──────── DATA IN THIS EXERCISE ────────
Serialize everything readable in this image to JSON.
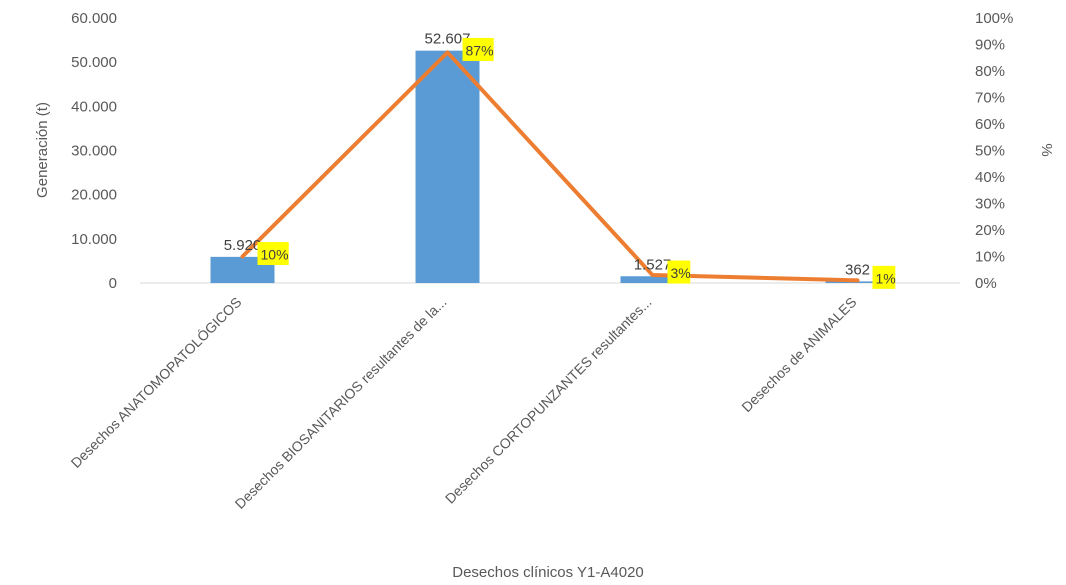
{
  "chart_data": {
    "type": "bar+line",
    "title": "",
    "xlabel": "Desechos clínicos Y1-A4020",
    "ylabel": "Generación (t)",
    "y2label": "%",
    "ylim": [
      0,
      60000
    ],
    "y2lim": [
      0,
      100
    ],
    "yticks": [
      "0",
      "10.000",
      "20.000",
      "30.000",
      "40.000",
      "50.000",
      "60.000"
    ],
    "y2ticks": [
      "0%",
      "10%",
      "20%",
      "30%",
      "40%",
      "50%",
      "60%",
      "70%",
      "80%",
      "90%",
      "100%"
    ],
    "categories": [
      "Desechos  ANATOMOPATOLÓGICOS",
      "Desechos  BIOSANITARIOS resultantes de la...",
      "Desechos CORTOPUNZANTES resultantes...",
      "Desechos de ANIMALES"
    ],
    "bars": {
      "values": [
        5920,
        52607,
        1527,
        362
      ],
      "labels": [
        "5.920",
        "52.607",
        "1.527",
        "362"
      ],
      "color": "#5B9BD5"
    },
    "line": {
      "values": [
        10,
        87,
        3,
        1
      ],
      "labels": [
        "10%",
        "87%",
        "3%",
        "1%"
      ],
      "color": "#ED7D31",
      "label_background": "#FFFF00"
    },
    "grid": false,
    "legend": "none"
  }
}
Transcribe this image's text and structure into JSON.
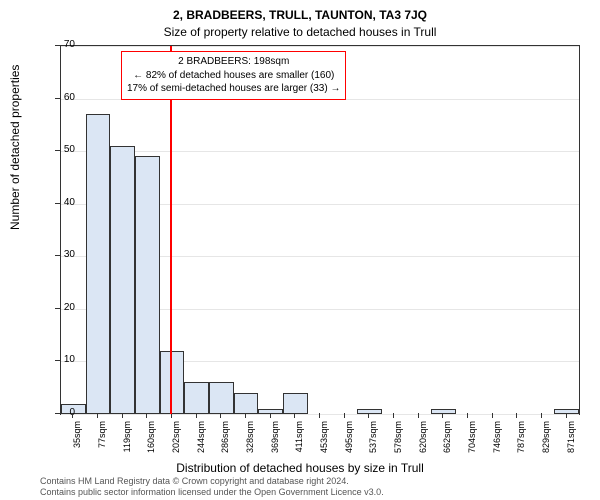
{
  "chart": {
    "type": "histogram",
    "title_main": "2, BRADBEERS, TRULL, TAUNTON, TA3 7JQ",
    "title_sub": "Size of property relative to detached houses in Trull",
    "y_axis_label": "Number of detached properties",
    "x_axis_label": "Distribution of detached houses by size in Trull",
    "ylim": [
      0,
      70
    ],
    "ytick_step": 10,
    "y_ticks": [
      0,
      10,
      20,
      30,
      40,
      50,
      60,
      70
    ],
    "x_categories": [
      "35sqm",
      "77sqm",
      "119sqm",
      "160sqm",
      "202sqm",
      "244sqm",
      "286sqm",
      "328sqm",
      "369sqm",
      "411sqm",
      "453sqm",
      "495sqm",
      "537sqm",
      "578sqm",
      "620sqm",
      "662sqm",
      "704sqm",
      "746sqm",
      "787sqm",
      "829sqm",
      "871sqm"
    ],
    "values": [
      2,
      57,
      51,
      49,
      12,
      6,
      6,
      4,
      1,
      4,
      0,
      0,
      1,
      0,
      0,
      1,
      0,
      0,
      0,
      0,
      1
    ],
    "bar_fill": "#dbe6f4",
    "bar_stroke": "#333333",
    "bar_stroke_width": 0.5,
    "grid_color": "#e6e6e6",
    "background_color": "#ffffff",
    "marker_color": "#ff0000",
    "marker_width": 2,
    "marker_x_position": 198,
    "x_range": [
      14,
      892
    ],
    "info_box": {
      "line1": "2 BRADBEERS: 198sqm",
      "line2": "← 82% of detached houses are smaller (160)",
      "line3": "17% of semi-detached houses are larger (33) →",
      "border_color": "#ff0000"
    },
    "footer_line1": "Contains HM Land Registry data © Crown copyright and database right 2024.",
    "footer_line2": "Contains public sector information licensed under the Open Government Licence v3.0."
  }
}
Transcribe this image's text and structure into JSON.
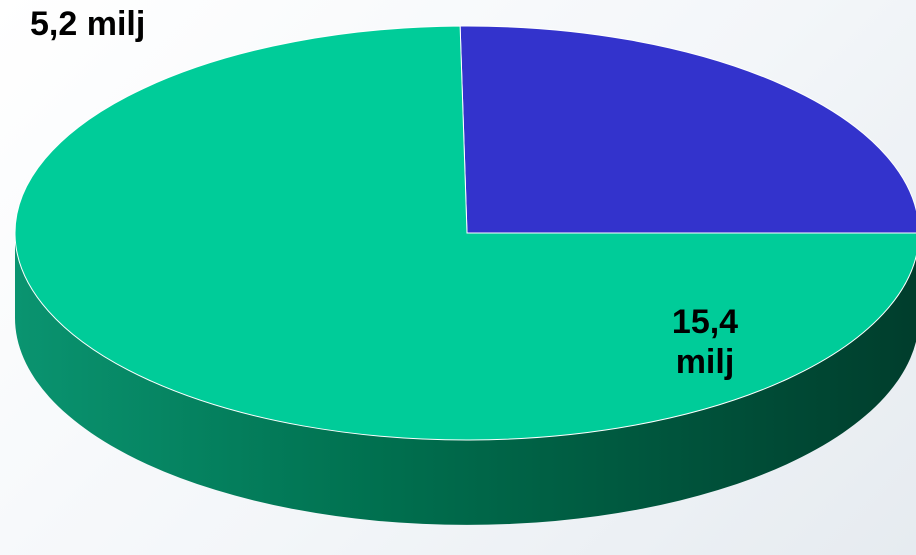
────────
■ **TASK PROMPT**
Transcribe the whole listing exactly. Pictures stay out of your copy.

■ **EXPECTED OUTPUT**
Serialize everything readable in this image to JSON.
{
  "chart_data": {
    "type": "bar+line",
    "title": "",
    "xlabel": "Desechos clínicos Y1-A4020",
    "ylabel": "Generación (t)",
    "y2label": "%",
    "ylim": [
      0,
      60000
    ],
    "y2lim": [
      0,
      100
    ],
    "yticks": [
      "0",
      "10.000",
      "20.000",
      "30.000",
      "40.000",
      "50.000",
      "60.000"
    ],
    "y2ticks": [
      "0%",
      "10%",
      "20%",
      "30%",
      "40%",
      "50%",
      "60%",
      "70%",
      "80%",
      "90%",
      "100%"
    ],
    "categories": [
      "Desechos  ANATOMOPATOLÓGICOS",
      "Desechos  BIOSANITARIOS resultantes de la...",
      "Desechos CORTOPUNZANTES resultantes...",
      "Desechos de ANIMALES"
    ],
    "bars": {
      "values": [
        5920,
        52607,
        1527,
        362
      ],
      "labels": [
        "5.920",
        "52.607",
        "1.527",
        "362"
      ],
      "color": "#5B9BD5"
    },
    "line": {
      "values": [
        10,
        87,
        3,
        1
      ],
      "labels": [
        "10%",
        "87%",
        "3%",
        "1%"
      ],
      "color": "#ED7D31",
      "label_background": "#FFFF00"
    },
    "grid": false,
    "legend": "none"
  }
}
Transcribe this image's text and structure into JSON.
{
  "chart": {
    "type": "histogram",
    "title_main": "2, BRADBEERS, TRULL, TAUNTON, TA3 7JQ",
    "title_sub": "Size of property relative to detached houses in Trull",
    "y_axis_label": "Number of detached properties",
    "x_axis_label": "Distribution of detached houses by size in Trull",
    "ylim": [
      0,
      70
    ],
    "ytick_step": 10,
    "y_ticks": [
      0,
      10,
      20,
      30,
      40,
      50,
      60,
      70
    ],
    "x_categories": [
      "35sqm",
      "77sqm",
      "119sqm",
      "160sqm",
      "202sqm",
      "244sqm",
      "286sqm",
      "328sqm",
      "369sqm",
      "411sqm",
      "453sqm",
      "495sqm",
      "537sqm",
      "578sqm",
      "620sqm",
      "662sqm",
      "704sqm",
      "746sqm",
      "787sqm",
      "829sqm",
      "871sqm"
    ],
    "values": [
      2,
      57,
      51,
      49,
      12,
      6,
      6,
      4,
      1,
      4,
      0,
      0,
      1,
      0,
      0,
      1,
      0,
      0,
      0,
      0,
      1
    ],
    "bar_fill": "#dbe6f4",
    "bar_stroke": "#333333",
    "bar_stroke_width": 0.5,
    "grid_color": "#e6e6e6",
    "background_color": "#ffffff",
    "marker_color": "#ff0000",
    "marker_width": 2,
    "marker_x_position": 198,
    "x_range": [
      14,
      892
    ],
    "info_box": {
      "line1": "2 BRADBEERS: 198sqm",
      "line2": "← 82% of detached houses are smaller (160)",
      "line3": "17% of semi-detached houses are larger (33) →",
      "border_color": "#ff0000"
    },
    "footer_line1": "Contains HM Land Registry data © Crown copyright and database right 2024.",
    "footer_line2": "Contains public sector information licensed under the Open Government Licence v3.0."
  }
}
Transcribe this image's text and structure into JSON.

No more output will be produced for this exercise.